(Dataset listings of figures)
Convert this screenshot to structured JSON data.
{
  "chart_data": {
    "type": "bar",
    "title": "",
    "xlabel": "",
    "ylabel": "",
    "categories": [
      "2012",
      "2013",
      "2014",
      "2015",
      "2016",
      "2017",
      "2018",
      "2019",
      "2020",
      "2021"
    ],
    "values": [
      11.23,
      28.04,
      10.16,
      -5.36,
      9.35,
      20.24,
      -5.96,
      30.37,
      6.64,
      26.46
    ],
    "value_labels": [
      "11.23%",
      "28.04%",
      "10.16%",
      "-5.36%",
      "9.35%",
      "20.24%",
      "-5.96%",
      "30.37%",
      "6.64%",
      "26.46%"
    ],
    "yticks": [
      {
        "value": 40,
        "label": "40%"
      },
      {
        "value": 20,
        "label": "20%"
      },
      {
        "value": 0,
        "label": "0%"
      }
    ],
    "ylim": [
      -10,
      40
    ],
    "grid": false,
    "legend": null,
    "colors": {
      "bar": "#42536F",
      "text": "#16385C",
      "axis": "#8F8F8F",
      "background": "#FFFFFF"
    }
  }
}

• [AIM OF THE EXERCISE]: Extract the full listing above without altering anything.

• [RESPONSE TO THE TASK]:
Convert this screenshot to structured JSON data.
{
  "chart_data": {
    "type": "bar",
    "title": "",
    "xlabel": "",
    "ylabel": "",
    "categories": [
      "2012",
      "2013",
      "2014",
      "2015",
      "2016",
      "2017",
      "2018",
      "2019",
      "2020",
      "2021"
    ],
    "values": [
      11.23,
      28.04,
      10.16,
      -5.36,
      9.35,
      20.24,
      -5.96,
      30.37,
      6.64,
      26.46
    ],
    "value_labels": [
      "11.23%",
      "28.04%",
      "10.16%",
      "-5.36%",
      "9.35%",
      "20.24%",
      "-5.96%",
      "30.37%",
      "6.64%",
      "26.46%"
    ],
    "yticks": [
      {
        "value": 40,
        "label": "40%"
      },
      {
        "value": 20,
        "label": "20%"
      },
      {
        "value": 0,
        "label": "0%"
      }
    ],
    "ylim": [
      -10,
      40
    ],
    "grid": false,
    "legend": null,
    "colors": {
      "bar": "#42536F",
      "text": "#16385C",
      "axis": "#8F8F8F",
      "background": "#FFFFFF"
    }
  }
}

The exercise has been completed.